## Exercise directions
Reproduce the listing below without any change.

[Structured figure records]

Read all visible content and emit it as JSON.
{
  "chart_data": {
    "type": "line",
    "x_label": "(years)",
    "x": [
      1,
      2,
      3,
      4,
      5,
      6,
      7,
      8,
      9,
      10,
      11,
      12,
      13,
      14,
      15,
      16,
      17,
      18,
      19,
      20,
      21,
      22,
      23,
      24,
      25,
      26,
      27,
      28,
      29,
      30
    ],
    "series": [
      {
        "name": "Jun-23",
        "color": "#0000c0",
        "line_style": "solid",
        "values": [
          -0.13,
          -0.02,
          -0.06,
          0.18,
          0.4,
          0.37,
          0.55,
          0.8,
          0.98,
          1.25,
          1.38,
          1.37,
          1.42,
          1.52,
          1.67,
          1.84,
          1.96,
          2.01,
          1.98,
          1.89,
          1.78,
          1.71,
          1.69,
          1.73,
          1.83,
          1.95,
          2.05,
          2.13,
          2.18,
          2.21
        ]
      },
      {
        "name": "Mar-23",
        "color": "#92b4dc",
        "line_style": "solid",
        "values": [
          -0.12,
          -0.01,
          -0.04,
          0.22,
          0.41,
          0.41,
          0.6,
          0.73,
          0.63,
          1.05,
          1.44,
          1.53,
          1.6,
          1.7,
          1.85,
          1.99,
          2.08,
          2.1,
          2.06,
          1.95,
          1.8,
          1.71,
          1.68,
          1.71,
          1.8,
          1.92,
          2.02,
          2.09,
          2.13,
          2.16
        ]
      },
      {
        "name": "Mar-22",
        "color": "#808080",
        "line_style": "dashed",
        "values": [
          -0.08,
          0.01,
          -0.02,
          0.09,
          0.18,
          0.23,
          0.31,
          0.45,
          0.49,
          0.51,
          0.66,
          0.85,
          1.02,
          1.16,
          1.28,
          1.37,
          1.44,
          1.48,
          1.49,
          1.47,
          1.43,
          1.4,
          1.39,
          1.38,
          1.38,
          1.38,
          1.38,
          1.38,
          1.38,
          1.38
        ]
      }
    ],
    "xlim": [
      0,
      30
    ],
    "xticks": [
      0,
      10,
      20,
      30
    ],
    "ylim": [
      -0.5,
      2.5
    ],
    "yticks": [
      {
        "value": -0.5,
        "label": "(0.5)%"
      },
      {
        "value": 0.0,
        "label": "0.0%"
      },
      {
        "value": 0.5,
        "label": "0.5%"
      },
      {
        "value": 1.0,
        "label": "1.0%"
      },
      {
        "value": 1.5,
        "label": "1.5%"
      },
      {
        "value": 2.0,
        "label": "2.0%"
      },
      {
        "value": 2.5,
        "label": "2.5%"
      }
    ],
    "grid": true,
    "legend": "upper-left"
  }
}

## Result below
Read all visible content and emit it as JSON.
{
  "chart_data": {
    "type": "line",
    "x_label": "(years)",
    "x": [
      1,
      2,
      3,
      4,
      5,
      6,
      7,
      8,
      9,
      10,
      11,
      12,
      13,
      14,
      15,
      16,
      17,
      18,
      19,
      20,
      21,
      22,
      23,
      24,
      25,
      26,
      27,
      28,
      29,
      30
    ],
    "series": [
      {
        "name": "Jun-23",
        "color": "#0000c0",
        "line_style": "solid",
        "values": [
          -0.13,
          -0.02,
          -0.06,
          0.18,
          0.4,
          0.37,
          0.55,
          0.8,
          0.98,
          1.25,
          1.38,
          1.37,
          1.42,
          1.52,
          1.67,
          1.84,
          1.96,
          2.01,
          1.98,
          1.89,
          1.78,
          1.71,
          1.69,
          1.73,
          1.83,
          1.95,
          2.05,
          2.13,
          2.18,
          2.21
        ]
      },
      {
        "name": "Mar-23",
        "color": "#92b4dc",
        "line_style": "solid",
        "values": [
          -0.12,
          -0.01,
          -0.04,
          0.22,
          0.41,
          0.41,
          0.6,
          0.73,
          0.63,
          1.05,
          1.44,
          1.53,
          1.6,
          1.7,
          1.85,
          1.99,
          2.08,
          2.1,
          2.06,
          1.95,
          1.8,
          1.71,
          1.68,
          1.71,
          1.8,
          1.92,
          2.02,
          2.09,
          2.13,
          2.16
        ]
      },
      {
        "name": "Mar-22",
        "color": "#808080",
        "line_style": "dashed",
        "values": [
          -0.08,
          0.01,
          -0.02,
          0.09,
          0.18,
          0.23,
          0.31,
          0.45,
          0.49,
          0.51,
          0.66,
          0.85,
          1.02,
          1.16,
          1.28,
          1.37,
          1.44,
          1.48,
          1.49,
          1.47,
          1.43,
          1.4,
          1.39,
          1.38,
          1.38,
          1.38,
          1.38,
          1.38,
          1.38,
          1.38
        ]
      }
    ],
    "xlim": [
      0,
      30
    ],
    "xticks": [
      0,
      10,
      20,
      30
    ],
    "ylim": [
      -0.5,
      2.5
    ],
    "yticks": [
      {
        "value": -0.5,
        "label": "(0.5)%"
      },
      {
        "value": 0.0,
        "label": "0.0%"
      },
      {
        "value": 0.5,
        "label": "0.5%"
      },
      {
        "value": 1.0,
        "label": "1.0%"
      },
      {
        "value": 1.5,
        "label": "1.5%"
      },
      {
        "value": 2.0,
        "label": "2.0%"
      },
      {
        "value": 2.5,
        "label": "2.5%"
      }
    ],
    "grid": true,
    "legend": "upper-left"
  }
}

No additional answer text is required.